* GIVEN INSTRUCTION: Rewrite everything from the line containing "128, 457, 141]" down to the line containing "253, 541, 266]", swapping "annotation" for "callout" and changing nothing else.

* Stored data entries:
□ □ □ □ □

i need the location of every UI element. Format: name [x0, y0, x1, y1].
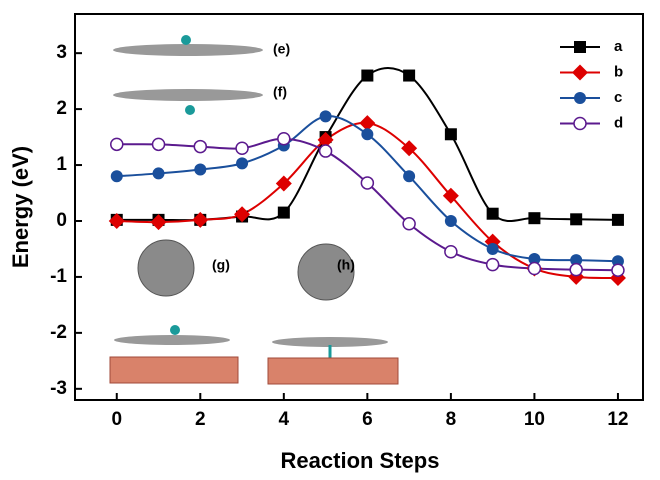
marker	[444, 128, 457, 141]
marker	[486, 242, 499, 255]
y-tick-label: -3	[50, 378, 67, 399]
surface-g	[109, 356, 239, 384]
x-tick-label: 8	[446, 409, 457, 430]
molecule-f	[113, 89, 263, 101]
x-axis-title: Reaction Steps	[281, 448, 440, 473]
x-tick-label: 10	[524, 409, 545, 430]
annotation: (e)	[273, 41, 290, 57]
marker	[442, 187, 459, 204]
marker	[403, 170, 416, 183]
marker	[275, 175, 292, 192]
marker	[361, 128, 374, 141]
x-tick-label: 12	[607, 409, 628, 430]
marker	[110, 137, 124, 152]
marker	[528, 212, 541, 225]
marker	[318, 144, 333, 158]
annotation: (f)	[273, 84, 287, 100]
x-tick-label: 4	[279, 409, 290, 430]
marker	[235, 141, 249, 156]
marker	[277, 206, 290, 219]
annotation: (g)	[212, 257, 230, 273]
legend-marker	[574, 92, 586, 104]
atom	[185, 105, 195, 115]
annotation: (h)	[337, 257, 355, 273]
y-tick-label: 2	[56, 98, 67, 119]
legend-marker	[572, 64, 588, 81]
marker	[193, 139, 208, 154]
x-tick-label: 6	[362, 409, 373, 430]
marker	[444, 214, 457, 227]
fullerene-h	[297, 243, 355, 301]
plot-frame	[74, 13, 644, 401]
surface-h	[267, 357, 399, 385]
x-tick-label: 2	[195, 409, 206, 430]
marker	[611, 213, 624, 226]
series-line	[116, 137, 618, 272]
illustrations	[109, 35, 399, 385]
y-axis-title: Energy (eV)	[8, 146, 33, 268]
legend-label: d	[614, 114, 623, 131]
marker	[444, 245, 458, 259]
legend-label: a	[614, 38, 623, 55]
marker	[236, 157, 249, 170]
marker	[361, 69, 374, 82]
fullerene-g	[137, 239, 195, 297]
marker	[570, 254, 583, 267]
y-tick-label: -2	[50, 322, 67, 343]
marker	[486, 207, 499, 220]
marker	[234, 206, 251, 223]
marker	[194, 163, 207, 176]
marker	[528, 253, 541, 266]
atom	[170, 325, 180, 335]
molecule-e	[113, 44, 263, 56]
marker	[611, 263, 625, 277]
marker	[151, 137, 166, 152]
y-tick-label: 1	[56, 154, 67, 175]
marker	[403, 69, 416, 82]
marker	[319, 110, 332, 123]
x-tick-label: 0	[111, 409, 122, 430]
marker	[360, 176, 375, 190]
marker	[359, 115, 376, 132]
marker	[402, 217, 416, 231]
y-tick-label: 0	[56, 210, 67, 231]
marker	[569, 262, 583, 277]
legend-marker	[574, 41, 586, 53]
marker	[485, 257, 500, 272]
marker	[401, 140, 418, 157]
atom	[181, 35, 191, 45]
marker	[192, 211, 209, 228]
marker	[317, 131, 334, 148]
marker	[570, 213, 583, 226]
y-tick-label: -1	[50, 266, 67, 287]
marker	[152, 167, 165, 180]
marker	[110, 170, 123, 183]
marker	[150, 214, 167, 231]
legend-label: b	[614, 63, 623, 80]
marker	[277, 132, 291, 146]
legend-label: c	[614, 89, 622, 106]
molecule-g	[114, 335, 230, 345]
marker	[527, 261, 542, 276]
molecule-h	[272, 337, 388, 347]
y-tick-label: 3	[56, 42, 67, 63]
legend-marker	[573, 116, 587, 131]
marker	[108, 212, 125, 229]
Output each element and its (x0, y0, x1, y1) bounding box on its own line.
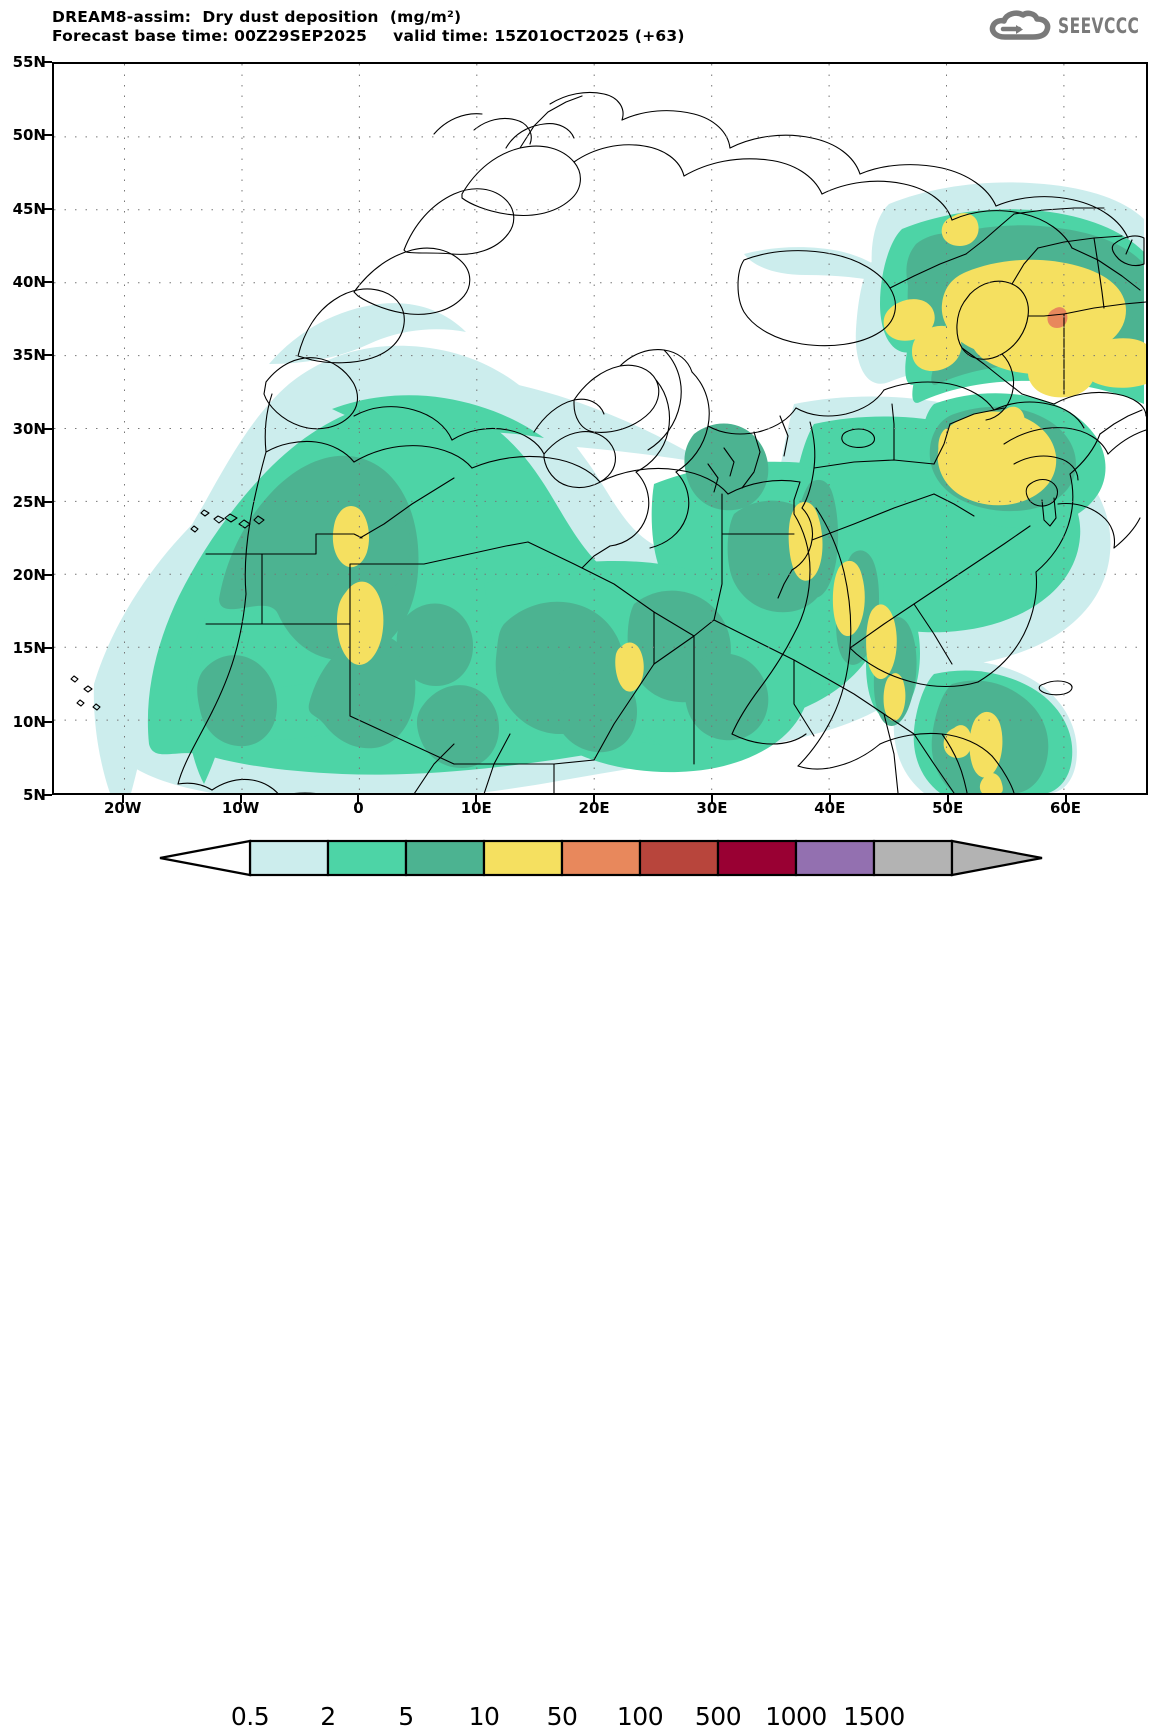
x-tick-mark (946, 794, 949, 803)
colorbar-tick-label: 10 (468, 1702, 500, 1731)
valid-time-label: valid time: (393, 27, 489, 46)
x-tick-label: 50E (932, 799, 964, 817)
colorbar-under-arrow (159, 839, 252, 877)
map-gridlines (54, 64, 1146, 793)
x-tick-label: 10W (221, 799, 260, 817)
page-title: DREAM8-assim: Dry dust deposition (mg/m²… (52, 8, 462, 26)
y-tick-label: 20N (12, 566, 46, 585)
x-tick-mark (710, 794, 713, 803)
colorbar-swatch-level-over-1500[interactable] (872, 839, 954, 877)
y-tick-mark (43, 574, 52, 577)
x-tick-mark (121, 794, 124, 803)
y-tick-mark (43, 354, 52, 357)
colorbar-swatch-level-0.5-2[interactable] (248, 839, 330, 877)
map-coastlines (70, 91, 1146, 793)
cloud-icon (989, 10, 1051, 40)
contour-band-10-50 (332, 213, 1146, 793)
colorbar-swatch-level-500-1000[interactable] (716, 839, 798, 877)
colorbar-swatch-level-1000-1500[interactable] (794, 839, 876, 877)
colorbar[interactable]: 0.5 2 5 10 50 100 500 1000 1500 (0, 838, 1165, 1731)
contour-band-50-100 (1047, 307, 1068, 328)
y-tick-mark (43, 500, 52, 503)
colorbar-swatch-level-5-10[interactable] (404, 839, 486, 877)
y-tick-mark (43, 61, 52, 63)
x-tick-mark (828, 794, 831, 803)
y-tick-mark (43, 794, 52, 796)
x-tick-mark (239, 794, 242, 803)
colorbar-swatch-level-10-50[interactable] (482, 839, 564, 877)
x-tick-mark (357, 794, 360, 803)
x-tick-label: 40E (814, 799, 846, 817)
colorbar-tick-label: 1000 (765, 1702, 827, 1731)
y-tick-label: 45N (12, 199, 46, 218)
colorbar-swatch-level-100-500[interactable] (638, 839, 720, 877)
valid-time-value: 15Z01OCT2025 (494, 27, 630, 46)
map-plot-area[interactable] (52, 62, 1148, 795)
colorbar-tick-label: 100 (616, 1702, 664, 1731)
y-tick-label: 10N (12, 712, 46, 731)
colorbar-tick-label: 50 (546, 1702, 578, 1731)
colorbar-tick-label: 0.5 (230, 1702, 270, 1731)
y-tick-label: 25N (12, 492, 46, 511)
x-tick-mark (593, 794, 596, 803)
x-tick-label: 30E (696, 799, 728, 817)
colorbar-tick-label: 2 (320, 1702, 336, 1731)
chart-title-block: DREAM8-assim: Dry dust deposition (mg/m²… (52, 8, 685, 47)
y-tick-label: 5N (23, 786, 46, 804)
y-tick-mark (43, 720, 52, 723)
dust-deposition-map (54, 64, 1146, 793)
colorbar-swatch-level-50-100[interactable] (560, 839, 642, 877)
logo-text: SEEVCCC (1057, 14, 1140, 38)
y-tick-mark (43, 647, 52, 650)
y-tick-mark (43, 427, 52, 430)
time-subtitle: Forecast base time: 00Z29SEP2025 valid ti… (52, 27, 685, 46)
y-tick-label: 35N (12, 346, 46, 365)
y-tick-label: 50N (12, 126, 46, 145)
seevccc-logo: SEEVCCC (989, 10, 1157, 42)
y-tick-label: 30N (12, 419, 46, 438)
colorbar-tick-label: 1500 (843, 1702, 905, 1731)
y-tick-label: 40N (12, 272, 46, 291)
y-tick-label: 15N (12, 639, 46, 658)
x-tick-label: 20W (103, 799, 142, 817)
colorbar-over-arrow (950, 839, 1043, 877)
colorbar-tick-label: 5 (398, 1702, 414, 1731)
y-tick-mark (43, 207, 52, 210)
x-tick-label: 0 (353, 799, 364, 817)
y-tick-label: 55N (12, 53, 46, 71)
x-tick-label: 20E (578, 799, 610, 817)
colorbar-swatches (159, 839, 1043, 877)
x-tick-label: 10E (460, 799, 492, 817)
colorbar-tick-label: 500 (694, 1702, 742, 1731)
lead-time: (+63) (634, 27, 685, 46)
x-tick-mark (475, 794, 478, 803)
y-tick-mark (43, 280, 52, 283)
y-tick-mark (43, 134, 52, 137)
base-time-value: 00Z29SEP2025 (234, 27, 368, 46)
x-tick-label: 60E (1049, 799, 1082, 817)
base-time-label: Forecast base time: (52, 27, 229, 46)
x-tick-mark (1064, 794, 1067, 803)
colorbar-swatch-level-2-5[interactable] (326, 839, 408, 877)
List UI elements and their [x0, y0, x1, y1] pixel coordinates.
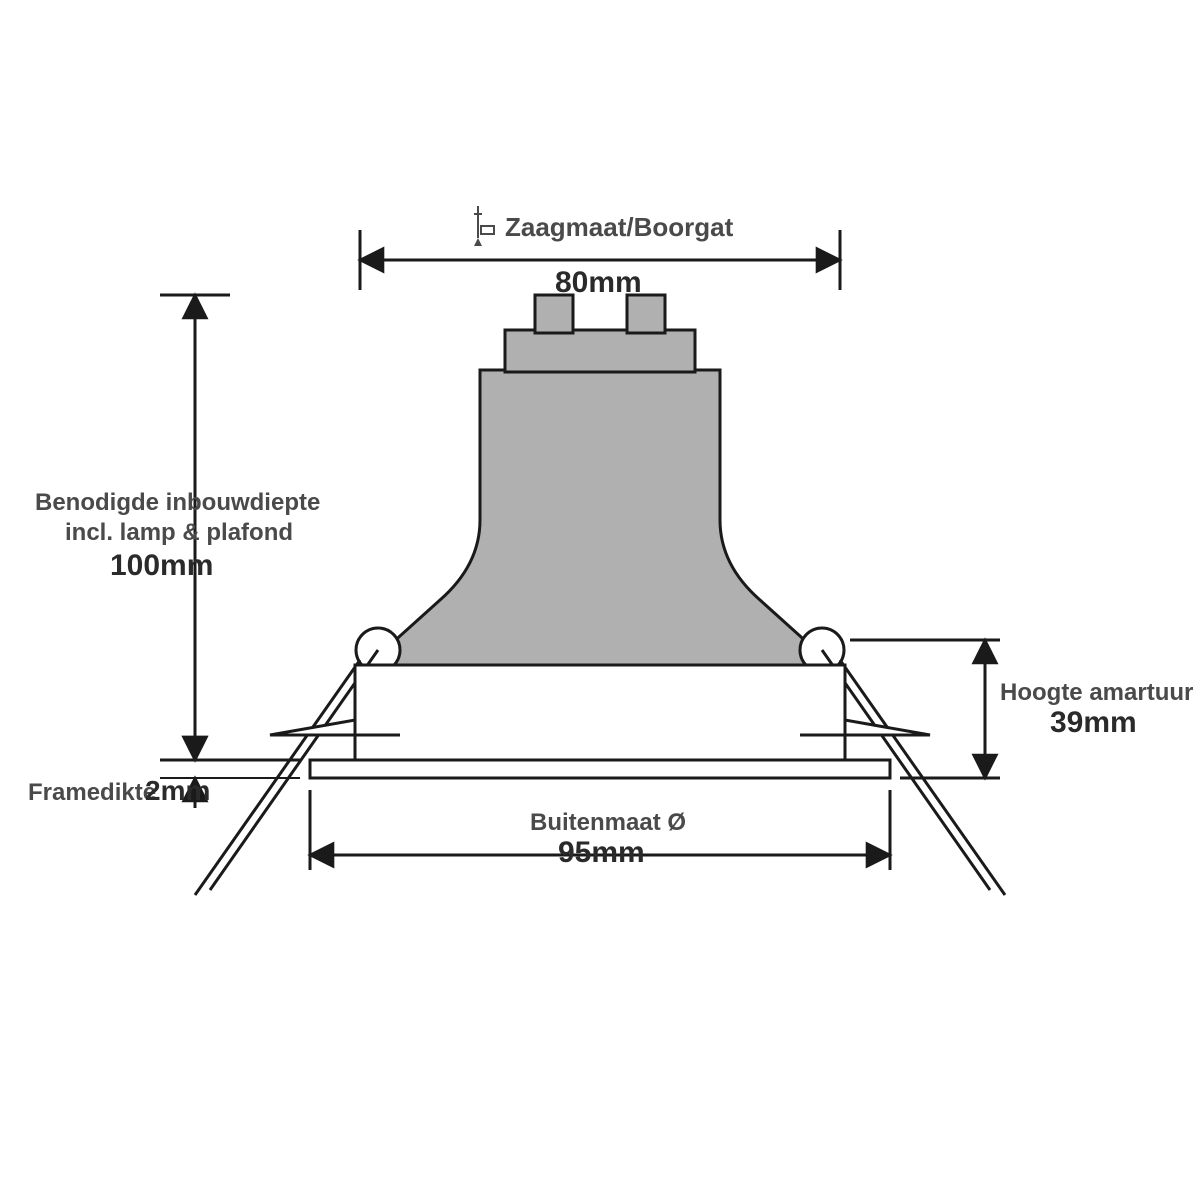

□ □ □ □ □

* WRITTEN ANSWER:
marker	[444, 128, 457, 141]
marker	[486, 242, 499, 255]
y-tick-label: -3	[50, 378, 67, 399]
surface-g	[109, 356, 239, 384]
x-tick-label: 8	[446, 409, 457, 430]
molecule-f	[113, 89, 263, 101]
x-axis-title: Reaction Steps	[281, 448, 440, 473]
x-tick-label: 10	[524, 409, 545, 430]
callout: (e)	[273, 41, 290, 57]
marker	[442, 187, 459, 204]
marker	[403, 170, 416, 183]
marker	[275, 175, 292, 192]
marker	[361, 128, 374, 141]
x-tick-label: 12	[607, 409, 628, 430]
marker	[110, 137, 124, 152]
marker	[528, 212, 541, 225]
marker	[318, 144, 333, 158]
callout: (f)	[273, 84, 287, 100]
x-tick-label: 4	[279, 409, 290, 430]
marker	[235, 141, 249, 156]
marker	[277, 206, 290, 219]
callout: (g)	[212, 257, 230, 273]
legend-marker	[574, 92, 586, 104]
atom	[185, 105, 195, 115]
callout: (h)	[337, 257, 355, 273]
y-tick-label: 2	[56, 98, 67, 119]
legend-marker	[572, 64, 588, 81]
marker	[193, 139, 208, 154]
x-tick-label: 6	[362, 409, 373, 430]
marker	[444, 214, 457, 227]
fullerene-h	[297, 243, 355, 301]
plot-frame	[74, 13, 644, 401]
surface-h	[267, 357, 399, 385]
x-tick-label: 2	[195, 409, 206, 430]
marker	[611, 213, 624, 226]
series-line	[116, 137, 618, 272]
illustrations	[109, 35, 399, 385]
y-axis-title: Energy (eV)	[8, 146, 33, 268]
legend-label: d	[614, 114, 623, 131]
marker	[444, 245, 458, 259]
legend-label: a	[614, 38, 623, 55]
marker	[236, 157, 249, 170]
marker	[361, 69, 374, 82]
fullerene-g	[137, 239, 195, 297]
marker	[570, 254, 583, 267]
y-tick-label: -2	[50, 322, 67, 343]
marker	[486, 207, 499, 220]
marker	[234, 206, 251, 223]
marker	[194, 163, 207, 176]
marker	[528, 253, 541, 266]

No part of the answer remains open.